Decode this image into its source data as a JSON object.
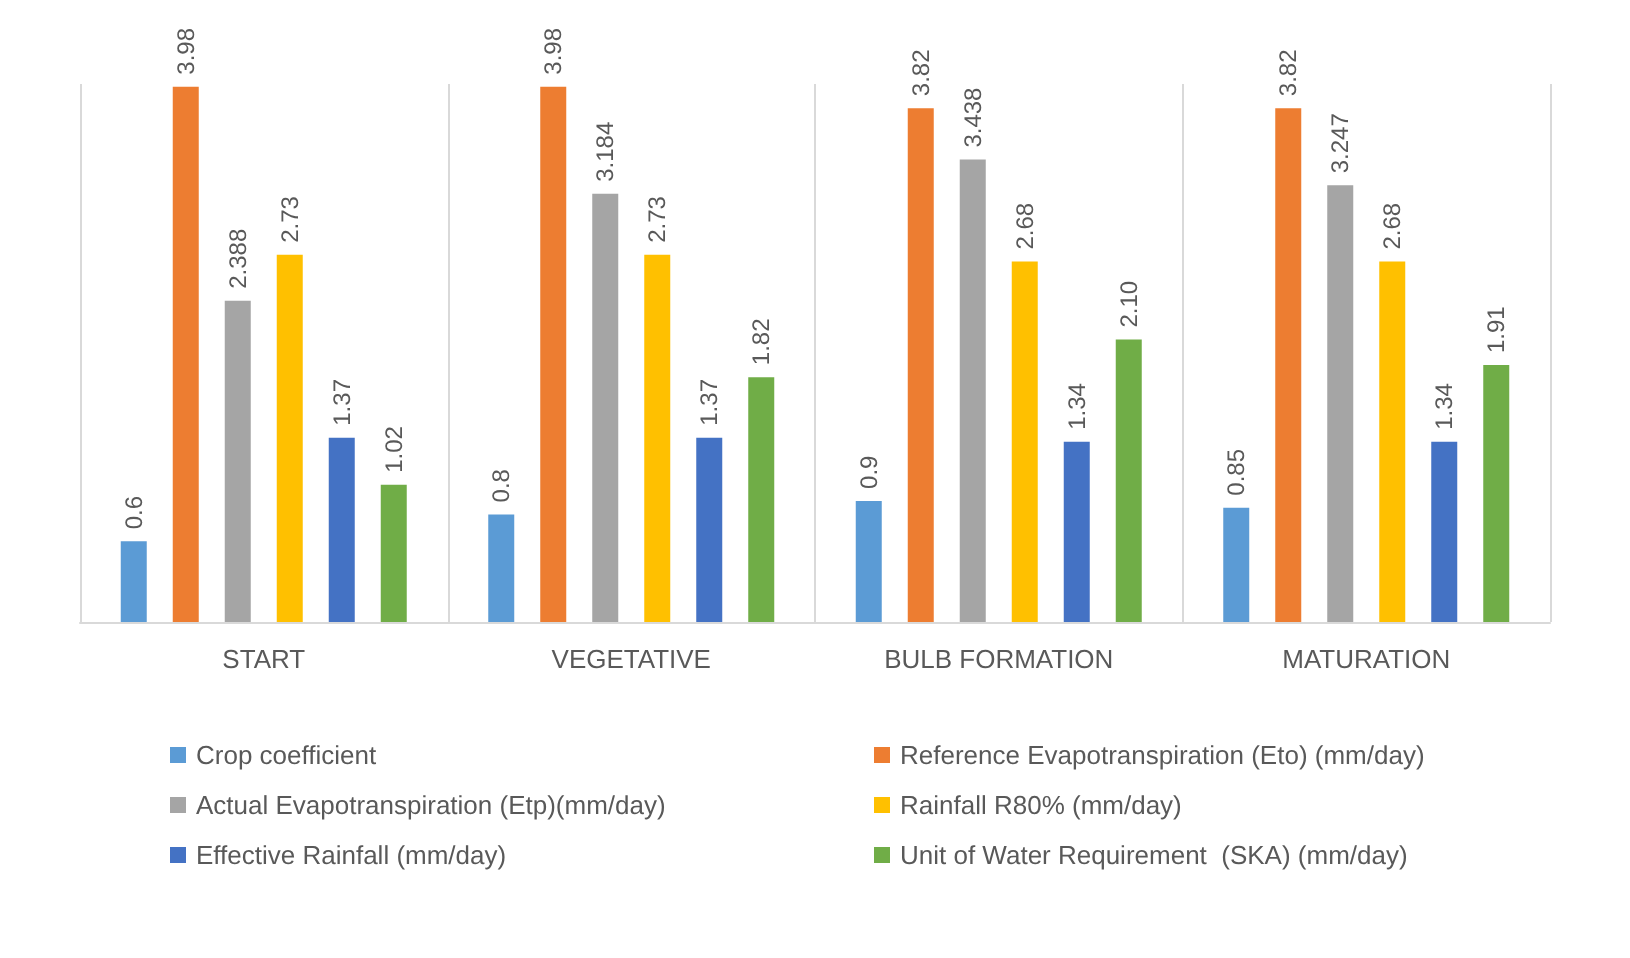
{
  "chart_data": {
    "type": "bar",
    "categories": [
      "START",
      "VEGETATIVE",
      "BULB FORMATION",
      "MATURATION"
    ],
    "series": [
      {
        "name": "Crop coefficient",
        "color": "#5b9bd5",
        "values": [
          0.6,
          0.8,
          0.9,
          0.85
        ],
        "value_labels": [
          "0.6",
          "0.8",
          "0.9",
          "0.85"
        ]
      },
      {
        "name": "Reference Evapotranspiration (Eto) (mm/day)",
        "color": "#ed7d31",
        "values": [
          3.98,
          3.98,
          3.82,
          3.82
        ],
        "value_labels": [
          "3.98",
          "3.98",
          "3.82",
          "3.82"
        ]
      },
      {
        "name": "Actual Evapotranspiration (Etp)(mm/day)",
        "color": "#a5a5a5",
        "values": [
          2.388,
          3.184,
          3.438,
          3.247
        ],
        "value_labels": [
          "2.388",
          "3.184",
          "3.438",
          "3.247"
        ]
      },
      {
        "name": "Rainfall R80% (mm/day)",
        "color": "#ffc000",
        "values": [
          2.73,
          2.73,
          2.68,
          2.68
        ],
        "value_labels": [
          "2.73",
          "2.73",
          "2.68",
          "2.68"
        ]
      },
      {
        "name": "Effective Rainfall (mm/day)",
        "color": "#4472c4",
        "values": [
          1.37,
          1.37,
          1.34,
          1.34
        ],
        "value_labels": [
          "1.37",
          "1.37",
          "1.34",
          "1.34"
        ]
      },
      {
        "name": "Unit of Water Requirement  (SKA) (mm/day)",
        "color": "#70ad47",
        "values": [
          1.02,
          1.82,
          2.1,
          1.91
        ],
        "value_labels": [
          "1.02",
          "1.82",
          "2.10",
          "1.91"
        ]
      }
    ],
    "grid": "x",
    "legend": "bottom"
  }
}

> _Task objective_
Copy out each line exactly, without the pictures.

> _Response_
Decode this image into its source data as a JSON object.
{
  "chart_data": {
    "type": "bar",
    "categories": [
      "START",
      "VEGETATIVE",
      "BULB FORMATION",
      "MATURATION"
    ],
    "series": [
      {
        "name": "Crop coefficient",
        "color": "#5b9bd5",
        "values": [
          0.6,
          0.8,
          0.9,
          0.85
        ],
        "value_labels": [
          "0.6",
          "0.8",
          "0.9",
          "0.85"
        ]
      },
      {
        "name": "Reference Evapotranspiration (Eto) (mm/day)",
        "color": "#ed7d31",
        "values": [
          3.98,
          3.98,
          3.82,
          3.82
        ],
        "value_labels": [
          "3.98",
          "3.98",
          "3.82",
          "3.82"
        ]
      },
      {
        "name": "Actual Evapotranspiration (Etp)(mm/day)",
        "color": "#a5a5a5",
        "values": [
          2.388,
          3.184,
          3.438,
          3.247
        ],
        "value_labels": [
          "2.388",
          "3.184",
          "3.438",
          "3.247"
        ]
      },
      {
        "name": "Rainfall R80% (mm/day)",
        "color": "#ffc000",
        "values": [
          2.73,
          2.73,
          2.68,
          2.68
        ],
        "value_labels": [
          "2.73",
          "2.73",
          "2.68",
          "2.68"
        ]
      },
      {
        "name": "Effective Rainfall (mm/day)",
        "color": "#4472c4",
        "values": [
          1.37,
          1.37,
          1.34,
          1.34
        ],
        "value_labels": [
          "1.37",
          "1.37",
          "1.34",
          "1.34"
        ]
      },
      {
        "name": "Unit of Water Requirement  (SKA) (mm/day)",
        "color": "#70ad47",
        "values": [
          1.02,
          1.82,
          2.1,
          1.91
        ],
        "value_labels": [
          "1.02",
          "1.82",
          "2.10",
          "1.91"
        ]
      }
    ],
    "grid": "x",
    "legend": "bottom"
  }
}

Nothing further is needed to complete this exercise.